◆ **Exercise**
Gather from the listing below each line that includes the word "object", and copy it.

--- START Given data ---

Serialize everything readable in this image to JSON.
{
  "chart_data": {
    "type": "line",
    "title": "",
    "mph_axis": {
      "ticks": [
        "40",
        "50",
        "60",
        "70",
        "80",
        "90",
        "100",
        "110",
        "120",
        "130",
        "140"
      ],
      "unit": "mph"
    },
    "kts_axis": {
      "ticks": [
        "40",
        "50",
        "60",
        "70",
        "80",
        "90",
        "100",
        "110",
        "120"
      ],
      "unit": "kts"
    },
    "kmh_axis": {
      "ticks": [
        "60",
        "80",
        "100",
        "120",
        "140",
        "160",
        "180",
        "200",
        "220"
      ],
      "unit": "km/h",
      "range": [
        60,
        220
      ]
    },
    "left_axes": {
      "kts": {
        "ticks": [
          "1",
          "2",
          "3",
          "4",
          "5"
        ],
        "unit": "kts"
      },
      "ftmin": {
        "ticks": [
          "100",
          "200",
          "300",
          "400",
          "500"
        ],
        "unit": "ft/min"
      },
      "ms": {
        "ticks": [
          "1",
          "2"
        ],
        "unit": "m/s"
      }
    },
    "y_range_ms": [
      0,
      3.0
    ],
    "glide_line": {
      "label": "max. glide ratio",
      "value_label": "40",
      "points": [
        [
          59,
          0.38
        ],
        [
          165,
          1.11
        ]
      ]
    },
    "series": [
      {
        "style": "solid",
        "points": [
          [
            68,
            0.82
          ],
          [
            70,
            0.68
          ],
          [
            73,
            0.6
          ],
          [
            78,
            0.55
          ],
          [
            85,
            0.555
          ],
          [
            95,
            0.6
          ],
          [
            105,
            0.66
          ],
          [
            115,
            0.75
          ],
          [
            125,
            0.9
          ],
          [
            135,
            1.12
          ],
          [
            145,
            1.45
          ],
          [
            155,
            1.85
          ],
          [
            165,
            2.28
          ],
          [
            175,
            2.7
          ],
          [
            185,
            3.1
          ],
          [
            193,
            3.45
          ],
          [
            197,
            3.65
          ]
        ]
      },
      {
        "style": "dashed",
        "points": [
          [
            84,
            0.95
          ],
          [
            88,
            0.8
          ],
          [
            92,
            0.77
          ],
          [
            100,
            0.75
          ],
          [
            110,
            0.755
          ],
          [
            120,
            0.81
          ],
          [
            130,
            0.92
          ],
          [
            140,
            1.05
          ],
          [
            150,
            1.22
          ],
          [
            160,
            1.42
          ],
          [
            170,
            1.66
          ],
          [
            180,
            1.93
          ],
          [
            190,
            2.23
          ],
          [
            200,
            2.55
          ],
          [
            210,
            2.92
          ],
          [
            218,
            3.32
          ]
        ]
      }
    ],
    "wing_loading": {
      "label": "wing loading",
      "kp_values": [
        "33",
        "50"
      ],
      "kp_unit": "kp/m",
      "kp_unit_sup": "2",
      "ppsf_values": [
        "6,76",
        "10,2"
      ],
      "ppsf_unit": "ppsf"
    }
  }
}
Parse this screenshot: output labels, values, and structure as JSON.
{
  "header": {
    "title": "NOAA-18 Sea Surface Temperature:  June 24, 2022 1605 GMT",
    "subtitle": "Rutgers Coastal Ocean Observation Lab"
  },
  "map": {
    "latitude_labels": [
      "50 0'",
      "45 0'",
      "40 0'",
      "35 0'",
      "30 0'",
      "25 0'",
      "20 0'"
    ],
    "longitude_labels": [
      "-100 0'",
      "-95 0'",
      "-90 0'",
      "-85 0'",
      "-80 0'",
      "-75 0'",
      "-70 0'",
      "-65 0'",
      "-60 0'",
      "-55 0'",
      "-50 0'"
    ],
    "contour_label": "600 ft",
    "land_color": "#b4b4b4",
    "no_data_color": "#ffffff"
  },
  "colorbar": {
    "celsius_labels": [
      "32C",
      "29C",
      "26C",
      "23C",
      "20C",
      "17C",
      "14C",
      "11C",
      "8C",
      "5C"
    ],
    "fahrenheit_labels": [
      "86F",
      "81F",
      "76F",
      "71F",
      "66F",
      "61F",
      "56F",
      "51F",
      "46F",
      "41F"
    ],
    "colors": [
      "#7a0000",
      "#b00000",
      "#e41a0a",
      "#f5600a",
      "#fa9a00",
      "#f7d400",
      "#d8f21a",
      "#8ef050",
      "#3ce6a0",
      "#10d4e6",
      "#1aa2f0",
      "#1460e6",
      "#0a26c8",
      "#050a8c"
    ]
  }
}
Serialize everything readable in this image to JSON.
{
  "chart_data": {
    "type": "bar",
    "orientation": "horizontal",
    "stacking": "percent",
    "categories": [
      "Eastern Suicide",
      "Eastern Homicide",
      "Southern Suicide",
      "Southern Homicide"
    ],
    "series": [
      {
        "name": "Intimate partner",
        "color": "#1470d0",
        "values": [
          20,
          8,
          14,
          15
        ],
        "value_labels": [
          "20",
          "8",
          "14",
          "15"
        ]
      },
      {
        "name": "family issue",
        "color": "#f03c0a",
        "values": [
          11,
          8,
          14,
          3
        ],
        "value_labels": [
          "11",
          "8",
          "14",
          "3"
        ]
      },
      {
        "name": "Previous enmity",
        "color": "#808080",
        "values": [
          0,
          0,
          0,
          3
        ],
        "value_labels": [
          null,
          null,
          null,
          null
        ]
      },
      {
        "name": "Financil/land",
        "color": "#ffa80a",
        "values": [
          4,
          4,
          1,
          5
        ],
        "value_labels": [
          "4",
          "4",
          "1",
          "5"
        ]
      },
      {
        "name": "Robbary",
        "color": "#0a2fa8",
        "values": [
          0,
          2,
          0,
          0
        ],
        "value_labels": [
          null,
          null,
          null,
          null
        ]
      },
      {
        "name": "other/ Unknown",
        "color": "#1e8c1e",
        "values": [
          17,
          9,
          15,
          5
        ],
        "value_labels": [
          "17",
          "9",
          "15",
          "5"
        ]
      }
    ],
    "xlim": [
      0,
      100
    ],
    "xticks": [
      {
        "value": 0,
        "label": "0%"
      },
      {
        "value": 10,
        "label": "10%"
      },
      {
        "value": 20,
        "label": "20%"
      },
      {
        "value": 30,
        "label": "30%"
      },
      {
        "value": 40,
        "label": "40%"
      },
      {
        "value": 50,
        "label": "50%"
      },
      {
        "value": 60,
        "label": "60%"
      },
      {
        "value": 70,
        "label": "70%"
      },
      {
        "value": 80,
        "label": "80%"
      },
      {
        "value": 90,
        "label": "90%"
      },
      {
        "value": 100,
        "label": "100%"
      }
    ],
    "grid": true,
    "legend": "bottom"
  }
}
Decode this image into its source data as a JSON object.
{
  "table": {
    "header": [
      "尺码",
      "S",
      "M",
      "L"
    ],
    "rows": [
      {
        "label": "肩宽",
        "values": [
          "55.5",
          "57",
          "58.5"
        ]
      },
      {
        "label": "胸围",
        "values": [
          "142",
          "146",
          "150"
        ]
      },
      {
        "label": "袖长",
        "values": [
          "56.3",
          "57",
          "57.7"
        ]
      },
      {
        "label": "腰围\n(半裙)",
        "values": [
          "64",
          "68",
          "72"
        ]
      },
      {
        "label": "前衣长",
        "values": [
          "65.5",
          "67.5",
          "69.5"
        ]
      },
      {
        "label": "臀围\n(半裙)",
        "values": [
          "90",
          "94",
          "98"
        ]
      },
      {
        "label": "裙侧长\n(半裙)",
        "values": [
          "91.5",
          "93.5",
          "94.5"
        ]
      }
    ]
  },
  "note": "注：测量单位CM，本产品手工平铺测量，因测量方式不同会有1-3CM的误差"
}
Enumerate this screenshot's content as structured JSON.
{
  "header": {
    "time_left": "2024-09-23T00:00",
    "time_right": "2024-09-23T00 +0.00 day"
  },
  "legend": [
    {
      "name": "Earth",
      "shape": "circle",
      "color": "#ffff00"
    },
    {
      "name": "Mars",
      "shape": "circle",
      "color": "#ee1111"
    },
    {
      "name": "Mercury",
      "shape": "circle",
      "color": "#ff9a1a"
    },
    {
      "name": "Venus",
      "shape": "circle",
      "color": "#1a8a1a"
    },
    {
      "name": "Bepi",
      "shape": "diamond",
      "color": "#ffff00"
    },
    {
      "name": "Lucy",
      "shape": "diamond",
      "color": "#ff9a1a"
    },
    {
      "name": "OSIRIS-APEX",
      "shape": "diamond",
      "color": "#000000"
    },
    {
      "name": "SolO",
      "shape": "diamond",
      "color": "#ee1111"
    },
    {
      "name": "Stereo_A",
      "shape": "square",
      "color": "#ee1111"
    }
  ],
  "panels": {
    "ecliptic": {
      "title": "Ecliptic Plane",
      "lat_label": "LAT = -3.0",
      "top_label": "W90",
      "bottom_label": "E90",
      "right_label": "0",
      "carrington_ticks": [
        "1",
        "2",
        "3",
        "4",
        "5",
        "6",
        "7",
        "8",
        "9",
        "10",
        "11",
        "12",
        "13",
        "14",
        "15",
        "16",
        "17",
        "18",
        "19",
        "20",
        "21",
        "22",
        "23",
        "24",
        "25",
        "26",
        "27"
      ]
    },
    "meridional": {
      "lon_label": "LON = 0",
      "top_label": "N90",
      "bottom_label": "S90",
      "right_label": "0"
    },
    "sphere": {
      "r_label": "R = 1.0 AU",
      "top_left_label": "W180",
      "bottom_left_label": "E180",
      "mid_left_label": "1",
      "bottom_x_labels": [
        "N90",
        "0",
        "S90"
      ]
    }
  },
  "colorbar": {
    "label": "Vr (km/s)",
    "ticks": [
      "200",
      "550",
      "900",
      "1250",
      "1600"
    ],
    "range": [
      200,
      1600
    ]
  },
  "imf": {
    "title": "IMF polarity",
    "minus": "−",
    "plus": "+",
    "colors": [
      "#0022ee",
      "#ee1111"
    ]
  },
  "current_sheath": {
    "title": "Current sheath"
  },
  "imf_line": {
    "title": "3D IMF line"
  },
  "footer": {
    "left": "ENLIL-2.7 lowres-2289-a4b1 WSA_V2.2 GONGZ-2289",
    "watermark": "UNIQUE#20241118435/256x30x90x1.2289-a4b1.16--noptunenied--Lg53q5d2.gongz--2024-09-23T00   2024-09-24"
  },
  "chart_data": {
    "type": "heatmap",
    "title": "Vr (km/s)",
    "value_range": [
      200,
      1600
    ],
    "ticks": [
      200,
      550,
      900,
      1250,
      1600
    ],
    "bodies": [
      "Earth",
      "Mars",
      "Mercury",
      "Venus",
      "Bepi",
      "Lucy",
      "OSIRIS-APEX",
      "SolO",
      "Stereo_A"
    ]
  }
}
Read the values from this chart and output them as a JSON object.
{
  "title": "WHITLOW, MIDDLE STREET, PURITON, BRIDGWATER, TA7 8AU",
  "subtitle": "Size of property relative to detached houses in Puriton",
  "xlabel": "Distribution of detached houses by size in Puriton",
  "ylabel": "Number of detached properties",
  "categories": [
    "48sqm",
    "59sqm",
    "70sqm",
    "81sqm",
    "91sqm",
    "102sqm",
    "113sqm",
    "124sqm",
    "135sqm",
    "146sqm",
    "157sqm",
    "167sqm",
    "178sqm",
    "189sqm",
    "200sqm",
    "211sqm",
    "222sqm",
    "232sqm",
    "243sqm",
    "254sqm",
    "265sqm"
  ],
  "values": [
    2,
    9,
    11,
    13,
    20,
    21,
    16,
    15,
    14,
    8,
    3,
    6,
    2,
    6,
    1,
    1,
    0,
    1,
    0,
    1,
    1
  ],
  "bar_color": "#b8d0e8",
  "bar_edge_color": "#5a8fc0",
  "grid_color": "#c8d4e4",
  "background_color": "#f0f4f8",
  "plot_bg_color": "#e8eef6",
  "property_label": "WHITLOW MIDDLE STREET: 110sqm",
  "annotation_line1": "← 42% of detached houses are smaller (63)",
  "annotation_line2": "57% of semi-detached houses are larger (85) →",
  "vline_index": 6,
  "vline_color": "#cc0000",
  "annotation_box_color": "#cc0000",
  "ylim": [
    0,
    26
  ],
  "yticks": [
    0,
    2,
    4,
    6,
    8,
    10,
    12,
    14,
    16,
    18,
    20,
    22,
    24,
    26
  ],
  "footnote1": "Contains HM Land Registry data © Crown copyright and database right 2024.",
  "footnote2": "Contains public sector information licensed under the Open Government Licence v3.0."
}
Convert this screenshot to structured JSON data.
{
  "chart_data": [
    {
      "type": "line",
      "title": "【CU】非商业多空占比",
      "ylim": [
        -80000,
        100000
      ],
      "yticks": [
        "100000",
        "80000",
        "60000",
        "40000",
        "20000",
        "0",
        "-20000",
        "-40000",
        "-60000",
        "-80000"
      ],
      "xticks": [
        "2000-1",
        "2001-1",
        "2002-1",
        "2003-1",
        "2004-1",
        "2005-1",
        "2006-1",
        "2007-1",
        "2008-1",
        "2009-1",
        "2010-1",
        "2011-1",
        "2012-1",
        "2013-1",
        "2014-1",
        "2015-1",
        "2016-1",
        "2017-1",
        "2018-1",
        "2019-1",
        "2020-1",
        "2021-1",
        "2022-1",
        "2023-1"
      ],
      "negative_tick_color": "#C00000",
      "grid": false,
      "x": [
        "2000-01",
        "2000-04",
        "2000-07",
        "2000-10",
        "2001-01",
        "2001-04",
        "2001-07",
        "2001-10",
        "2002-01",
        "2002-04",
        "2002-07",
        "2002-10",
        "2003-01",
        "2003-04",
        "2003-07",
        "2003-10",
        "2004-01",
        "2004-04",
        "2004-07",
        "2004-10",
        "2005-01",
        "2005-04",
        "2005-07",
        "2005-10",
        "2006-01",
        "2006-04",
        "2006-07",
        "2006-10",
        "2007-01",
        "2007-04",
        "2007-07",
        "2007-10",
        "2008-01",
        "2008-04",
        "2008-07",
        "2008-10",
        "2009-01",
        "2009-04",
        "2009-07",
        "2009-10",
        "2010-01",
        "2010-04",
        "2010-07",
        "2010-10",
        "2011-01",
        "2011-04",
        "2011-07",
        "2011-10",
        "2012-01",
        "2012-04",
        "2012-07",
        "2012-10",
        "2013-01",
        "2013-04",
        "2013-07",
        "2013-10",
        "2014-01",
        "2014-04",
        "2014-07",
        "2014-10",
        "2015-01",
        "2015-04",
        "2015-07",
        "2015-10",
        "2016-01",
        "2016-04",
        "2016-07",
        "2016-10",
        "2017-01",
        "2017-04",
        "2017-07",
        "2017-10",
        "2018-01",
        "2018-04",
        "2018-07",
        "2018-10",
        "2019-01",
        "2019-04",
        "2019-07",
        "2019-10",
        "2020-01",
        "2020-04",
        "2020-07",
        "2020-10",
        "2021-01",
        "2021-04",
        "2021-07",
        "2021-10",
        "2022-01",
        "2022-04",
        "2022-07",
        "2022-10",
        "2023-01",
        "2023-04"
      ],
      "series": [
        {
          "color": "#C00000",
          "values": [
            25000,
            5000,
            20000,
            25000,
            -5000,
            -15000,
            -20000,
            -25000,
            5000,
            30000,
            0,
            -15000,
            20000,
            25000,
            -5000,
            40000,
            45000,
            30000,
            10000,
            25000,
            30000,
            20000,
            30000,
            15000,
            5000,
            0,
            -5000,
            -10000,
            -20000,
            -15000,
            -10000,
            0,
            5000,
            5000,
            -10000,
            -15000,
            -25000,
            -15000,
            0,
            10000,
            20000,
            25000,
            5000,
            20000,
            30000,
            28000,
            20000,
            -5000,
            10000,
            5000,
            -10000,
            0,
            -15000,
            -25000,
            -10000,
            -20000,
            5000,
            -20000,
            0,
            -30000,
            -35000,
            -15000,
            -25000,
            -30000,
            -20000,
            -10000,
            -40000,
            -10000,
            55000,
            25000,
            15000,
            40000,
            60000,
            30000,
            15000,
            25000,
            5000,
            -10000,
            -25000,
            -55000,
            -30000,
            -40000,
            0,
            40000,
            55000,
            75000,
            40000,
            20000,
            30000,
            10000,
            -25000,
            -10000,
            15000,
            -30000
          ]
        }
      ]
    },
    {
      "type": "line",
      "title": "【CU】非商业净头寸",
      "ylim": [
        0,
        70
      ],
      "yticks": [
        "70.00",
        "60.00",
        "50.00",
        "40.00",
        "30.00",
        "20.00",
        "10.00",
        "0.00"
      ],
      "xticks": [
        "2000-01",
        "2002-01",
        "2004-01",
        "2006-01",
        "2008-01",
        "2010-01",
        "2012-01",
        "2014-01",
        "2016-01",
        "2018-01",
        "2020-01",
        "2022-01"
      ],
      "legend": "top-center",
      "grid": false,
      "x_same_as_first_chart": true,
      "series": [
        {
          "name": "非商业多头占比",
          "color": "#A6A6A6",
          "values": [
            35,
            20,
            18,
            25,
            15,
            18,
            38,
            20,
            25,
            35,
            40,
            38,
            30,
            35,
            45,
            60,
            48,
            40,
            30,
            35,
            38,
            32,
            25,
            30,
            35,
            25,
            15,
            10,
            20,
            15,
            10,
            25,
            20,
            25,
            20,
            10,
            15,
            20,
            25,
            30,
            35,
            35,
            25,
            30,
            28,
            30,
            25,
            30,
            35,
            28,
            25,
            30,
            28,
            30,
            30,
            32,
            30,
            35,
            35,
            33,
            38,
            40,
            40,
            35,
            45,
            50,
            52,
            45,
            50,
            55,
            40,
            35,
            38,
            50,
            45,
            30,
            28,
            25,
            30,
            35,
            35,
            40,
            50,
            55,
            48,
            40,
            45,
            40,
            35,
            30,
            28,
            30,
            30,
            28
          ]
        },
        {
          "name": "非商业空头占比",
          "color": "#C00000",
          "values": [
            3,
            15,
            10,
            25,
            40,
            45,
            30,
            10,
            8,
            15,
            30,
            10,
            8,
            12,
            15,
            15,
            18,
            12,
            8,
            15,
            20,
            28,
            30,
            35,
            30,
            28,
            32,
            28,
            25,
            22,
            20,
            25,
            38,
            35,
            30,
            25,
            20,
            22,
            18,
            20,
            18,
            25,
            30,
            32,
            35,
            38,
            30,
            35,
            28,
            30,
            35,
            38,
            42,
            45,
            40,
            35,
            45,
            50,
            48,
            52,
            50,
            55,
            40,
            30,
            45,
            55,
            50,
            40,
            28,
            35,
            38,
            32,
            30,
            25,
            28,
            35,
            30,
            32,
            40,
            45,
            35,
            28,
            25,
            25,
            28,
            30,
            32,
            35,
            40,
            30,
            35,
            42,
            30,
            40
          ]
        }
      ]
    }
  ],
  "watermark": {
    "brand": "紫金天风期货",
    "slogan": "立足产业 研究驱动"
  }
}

--- END Given data ---

◆ **Solution below**
Decode this image into its source data as a JSON object.
Read the values from this chart and output them as a JSON object.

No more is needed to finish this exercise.